= WHAT TO WORK ON =
Your task is to copy every line of this material exactly.

= GIVEN INFORMATION =
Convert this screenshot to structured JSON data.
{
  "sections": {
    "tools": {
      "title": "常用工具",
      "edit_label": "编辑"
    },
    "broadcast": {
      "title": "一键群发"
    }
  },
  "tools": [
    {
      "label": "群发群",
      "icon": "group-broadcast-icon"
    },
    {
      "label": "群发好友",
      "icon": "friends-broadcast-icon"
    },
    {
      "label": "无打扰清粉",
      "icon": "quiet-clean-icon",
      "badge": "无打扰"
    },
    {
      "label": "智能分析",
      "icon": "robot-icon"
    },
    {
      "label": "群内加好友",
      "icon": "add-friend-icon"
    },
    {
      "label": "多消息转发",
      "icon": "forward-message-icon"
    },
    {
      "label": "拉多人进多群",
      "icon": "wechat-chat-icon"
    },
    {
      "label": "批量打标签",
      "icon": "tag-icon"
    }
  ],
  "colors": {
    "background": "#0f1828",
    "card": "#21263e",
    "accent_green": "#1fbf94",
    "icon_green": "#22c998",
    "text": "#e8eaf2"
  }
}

= THE RESULT =
Convert this screenshot to structured JSON data.
{
  "sections": {
    "tools": {
      "title": "常用工具",
      "edit_label": "编辑"
    },
    "broadcast": {
      "title": "一键群发"
    }
  },
  "tools": [
    {
      "label": "群发群",
      "icon": "group-broadcast-icon"
    },
    {
      "label": "群发好友",
      "icon": "friends-broadcast-icon"
    },
    {
      "label": "无打扰清粉",
      "icon": "quiet-clean-icon",
      "badge": "无打扰"
    },
    {
      "label": "智能分析",
      "icon": "robot-icon"
    },
    {
      "label": "群内加好友",
      "icon": "add-friend-icon"
    },
    {
      "label": "多消息转发",
      "icon": "forward-message-icon"
    },
    {
      "label": "拉多人进多群",
      "icon": "wechat-chat-icon"
    },
    {
      "label": "批量打标签",
      "icon": "tag-icon"
    }
  ],
  "colors": {
    "background": "#0f1828",
    "card": "#21263e",
    "accent_green": "#1fbf94",
    "icon_green": "#22c998",
    "text": "#e8eaf2"
  }
}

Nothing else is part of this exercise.